Copy each entry as it stands, leaving nothing out.

[A run of records]
────────

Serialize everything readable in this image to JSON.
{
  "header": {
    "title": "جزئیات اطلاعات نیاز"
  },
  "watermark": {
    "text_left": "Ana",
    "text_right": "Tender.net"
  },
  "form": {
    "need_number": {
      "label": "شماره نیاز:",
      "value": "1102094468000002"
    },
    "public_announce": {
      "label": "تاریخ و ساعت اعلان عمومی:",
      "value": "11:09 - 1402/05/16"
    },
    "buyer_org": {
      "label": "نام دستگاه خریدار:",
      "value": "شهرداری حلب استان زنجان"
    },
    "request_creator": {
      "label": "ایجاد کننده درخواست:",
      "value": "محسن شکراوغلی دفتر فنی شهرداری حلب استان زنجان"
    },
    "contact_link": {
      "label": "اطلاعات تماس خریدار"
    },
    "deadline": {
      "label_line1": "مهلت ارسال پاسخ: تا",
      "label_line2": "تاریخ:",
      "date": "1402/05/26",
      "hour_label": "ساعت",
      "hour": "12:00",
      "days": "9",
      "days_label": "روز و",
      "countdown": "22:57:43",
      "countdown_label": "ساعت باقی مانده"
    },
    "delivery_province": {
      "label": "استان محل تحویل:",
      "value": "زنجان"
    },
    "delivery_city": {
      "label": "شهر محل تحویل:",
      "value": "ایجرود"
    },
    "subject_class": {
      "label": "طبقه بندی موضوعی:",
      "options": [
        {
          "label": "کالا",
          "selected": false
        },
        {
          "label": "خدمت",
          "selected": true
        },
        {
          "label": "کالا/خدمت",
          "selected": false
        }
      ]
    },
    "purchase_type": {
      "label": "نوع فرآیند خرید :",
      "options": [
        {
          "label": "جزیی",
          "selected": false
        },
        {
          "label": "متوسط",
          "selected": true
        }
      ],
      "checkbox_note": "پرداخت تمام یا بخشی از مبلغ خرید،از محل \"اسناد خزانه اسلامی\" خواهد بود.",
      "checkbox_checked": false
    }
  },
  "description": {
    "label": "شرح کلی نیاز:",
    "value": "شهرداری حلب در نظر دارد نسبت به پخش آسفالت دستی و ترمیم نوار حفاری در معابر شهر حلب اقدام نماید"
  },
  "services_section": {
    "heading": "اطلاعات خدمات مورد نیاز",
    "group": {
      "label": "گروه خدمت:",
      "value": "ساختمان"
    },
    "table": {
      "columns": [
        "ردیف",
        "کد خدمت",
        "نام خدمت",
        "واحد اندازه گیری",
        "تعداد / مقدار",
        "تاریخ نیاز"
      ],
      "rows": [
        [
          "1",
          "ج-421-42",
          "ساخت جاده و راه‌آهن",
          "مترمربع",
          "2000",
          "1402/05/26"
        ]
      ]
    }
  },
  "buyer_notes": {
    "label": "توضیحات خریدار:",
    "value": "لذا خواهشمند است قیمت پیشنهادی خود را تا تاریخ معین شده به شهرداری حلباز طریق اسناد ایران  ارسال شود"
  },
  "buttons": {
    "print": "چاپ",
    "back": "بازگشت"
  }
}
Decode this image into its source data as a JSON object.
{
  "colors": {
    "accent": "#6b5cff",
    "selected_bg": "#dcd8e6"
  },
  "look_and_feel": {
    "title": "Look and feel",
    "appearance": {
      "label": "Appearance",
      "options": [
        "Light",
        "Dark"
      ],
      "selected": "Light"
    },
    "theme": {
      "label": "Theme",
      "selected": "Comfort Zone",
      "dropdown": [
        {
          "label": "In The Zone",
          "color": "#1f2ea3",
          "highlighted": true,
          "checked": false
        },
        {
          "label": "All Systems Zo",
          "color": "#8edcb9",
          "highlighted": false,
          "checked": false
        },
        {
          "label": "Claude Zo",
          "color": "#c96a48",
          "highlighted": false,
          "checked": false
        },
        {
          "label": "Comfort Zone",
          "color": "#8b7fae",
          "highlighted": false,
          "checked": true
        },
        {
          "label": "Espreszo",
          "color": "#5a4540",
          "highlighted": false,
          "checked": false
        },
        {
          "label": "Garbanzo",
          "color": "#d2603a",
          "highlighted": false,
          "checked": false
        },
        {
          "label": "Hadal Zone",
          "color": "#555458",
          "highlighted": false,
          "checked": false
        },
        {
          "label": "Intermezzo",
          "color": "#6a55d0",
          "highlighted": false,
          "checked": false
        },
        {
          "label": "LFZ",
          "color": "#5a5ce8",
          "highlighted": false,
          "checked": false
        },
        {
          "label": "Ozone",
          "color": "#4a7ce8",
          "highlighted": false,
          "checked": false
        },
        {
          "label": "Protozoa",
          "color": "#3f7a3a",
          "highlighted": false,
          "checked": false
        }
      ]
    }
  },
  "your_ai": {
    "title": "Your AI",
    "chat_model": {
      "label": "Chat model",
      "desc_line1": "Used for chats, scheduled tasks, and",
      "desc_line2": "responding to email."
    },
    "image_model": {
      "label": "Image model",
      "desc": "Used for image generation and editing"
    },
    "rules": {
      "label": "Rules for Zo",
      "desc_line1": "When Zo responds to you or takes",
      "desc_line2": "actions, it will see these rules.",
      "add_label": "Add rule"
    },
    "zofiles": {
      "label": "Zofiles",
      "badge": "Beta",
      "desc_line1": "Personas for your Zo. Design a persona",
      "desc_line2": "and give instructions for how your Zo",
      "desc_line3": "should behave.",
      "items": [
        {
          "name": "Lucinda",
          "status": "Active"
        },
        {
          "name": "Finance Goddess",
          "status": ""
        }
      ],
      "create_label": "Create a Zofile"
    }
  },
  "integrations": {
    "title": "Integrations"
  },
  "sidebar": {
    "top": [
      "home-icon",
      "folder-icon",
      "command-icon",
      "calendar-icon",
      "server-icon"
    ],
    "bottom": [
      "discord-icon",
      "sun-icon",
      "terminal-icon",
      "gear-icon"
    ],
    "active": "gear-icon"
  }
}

────────

-- THE SOLUTION --
Serialize everything readable in this image to JSON.
{
  "header": {
    "title": "جزئیات اطلاعات نیاز"
  },
  "watermark": {
    "text_left": "Ana",
    "text_right": "Tender.net"
  },
  "form": {
    "need_number": {
      "label": "شماره نیاز:",
      "value": "1102094468000002"
    },
    "public_announce": {
      "label": "تاریخ و ساعت اعلان عمومی:",
      "value": "11:09 - 1402/05/16"
    },
    "buyer_org": {
      "label": "نام دستگاه خریدار:",
      "value": "شهرداری حلب استان زنجان"
    },
    "request_creator": {
      "label": "ایجاد کننده درخواست:",
      "value": "محسن شکراوغلی دفتر فنی شهرداری حلب استان زنجان"
    },
    "contact_link": {
      "label": "اطلاعات تماس خریدار"
    },
    "deadline": {
      "label_line1": "مهلت ارسال پاسخ: تا",
      "label_line2": "تاریخ:",
      "date": "1402/05/26",
      "hour_label": "ساعت",
      "hour": "12:00",
      "days": "9",
      "days_label": "روز و",
      "countdown": "22:57:43",
      "countdown_label": "ساعت باقی مانده"
    },
    "delivery_province": {
      "label": "استان محل تحویل:",
      "value": "زنجان"
    },
    "delivery_city": {
      "label": "شهر محل تحویل:",
      "value": "ایجرود"
    },
    "subject_class": {
      "label": "طبقه بندی موضوعی:",
      "options": [
        {
          "label": "کالا",
          "selected": false
        },
        {
          "label": "خدمت",
          "selected": true
        },
        {
          "label": "کالا/خدمت",
          "selected": false
        }
      ]
    },
    "purchase_type": {
      "label": "نوع فرآیند خرید :",
      "options": [
        {
          "label": "جزیی",
          "selected": false
        },
        {
          "label": "متوسط",
          "selected": true
        }
      ],
      "checkbox_note": "پرداخت تمام یا بخشی از مبلغ خرید،از محل \"اسناد خزانه اسلامی\" خواهد بود.",
      "checkbox_checked": false
    }
  },
  "description": {
    "label": "شرح کلی نیاز:",
    "value": "شهرداری حلب در نظر دارد نسبت به پخش آسفالت دستی و ترمیم نوار حفاری در معابر شهر حلب اقدام نماید"
  },
  "services_section": {
    "heading": "اطلاعات خدمات مورد نیاز",
    "group": {
      "label": "گروه خدمت:",
      "value": "ساختمان"
    },
    "table": {
      "columns": [
        "ردیف",
        "کد خدمت",
        "نام خدمت",
        "واحد اندازه گیری",
        "تعداد / مقدار",
        "تاریخ نیاز"
      ],
      "rows": [
        [
          "1",
          "ج-421-42",
          "ساخت جاده و راه‌آهن",
          "مترمربع",
          "2000",
          "1402/05/26"
        ]
      ]
    }
  },
  "buyer_notes": {
    "label": "توضیحات خریدار:",
    "value": "لذا خواهشمند است قیمت پیشنهادی خود را تا تاریخ معین شده به شهرداری حلباز طریق اسناد ایران  ارسال شود"
  },
  "buttons": {
    "print": "چاپ",
    "back": "بازگشت"
  }
}
Decode this image into its source data as a JSON object.
{
  "colors": {
    "accent": "#6b5cff",
    "selected_bg": "#dcd8e6"
  },
  "look_and_feel": {
    "title": "Look and feel",
    "appearance": {
      "label": "Appearance",
      "options": [
        "Light",
        "Dark"
      ],
      "selected": "Light"
    },
    "theme": {
      "label": "Theme",
      "selected": "Comfort Zone",
      "dropdown": [
        {
          "label": "In The Zone",
          "color": "#1f2ea3",
          "highlighted": true,
          "checked": false
        },
        {
          "label": "All Systems Zo",
          "color": "#8edcb9",
          "highlighted": false,
          "checked": false
        },
        {
          "label": "Claude Zo",
          "color": "#c96a48",
          "highlighted": false,
          "checked": false
        },
        {
          "label": "Comfort Zone",
          "color": "#8b7fae",
          "highlighted": false,
          "checked": true
        },
        {
          "label": "Espreszo",
          "color": "#5a4540",
          "highlighted": false,
          "checked": false
        },
        {
          "label": "Garbanzo",
          "color": "#d2603a",
          "highlighted": false,
          "checked": false
        },
        {
          "label": "Hadal Zone",
          "color": "#555458",
          "highlighted": false,
          "checked": false
        },
        {
          "label": "Intermezzo",
          "color": "#6a55d0",
          "highlighted": false,
          "checked": false
        },
        {
          "label": "LFZ",
          "color": "#5a5ce8",
          "highlighted": false,
          "checked": false
        },
        {
          "label": "Ozone",
          "color": "#4a7ce8",
          "highlighted": false,
          "checked": false
        },
        {
          "label": "Protozoa",
          "color": "#3f7a3a",
          "highlighted": false,
          "checked": false
        }
      ]
    }
  },
  "your_ai": {
    "title": "Your AI",
    "chat_model": {
      "label": "Chat model",
      "desc_line1": "Used for chats, scheduled tasks, and",
      "desc_line2": "responding to email."
    },
    "image_model": {
      "label": "Image model",
      "desc": "Used for image generation and editing"
    },
    "rules": {
      "label": "Rules for Zo",
      "desc_line1": "When Zo responds to you or takes",
      "desc_line2": "actions, it will see these rules.",
      "add_label": "Add rule"
    },
    "zofiles": {
      "label": "Zofiles",
      "badge": "Beta",
      "desc_line1": "Personas for your Zo. Design a persona",
      "desc_line2": "and give instructions for how your Zo",
      "desc_line3": "should behave.",
      "items": [
        {
          "name": "Lucinda",
          "status": "Active"
        },
        {
          "name": "Finance Goddess",
          "status": ""
        }
      ],
      "create_label": "Create a Zofile"
    }
  },
  "integrations": {
    "title": "Integrations"
  },
  "sidebar": {
    "top": [
      "home-icon",
      "folder-icon",
      "command-icon",
      "calendar-icon",
      "server-icon"
    ],
    "bottom": [
      "discord-icon",
      "sun-icon",
      "terminal-icon",
      "gear-icon"
    ],
    "active": "gear-icon"
  }
}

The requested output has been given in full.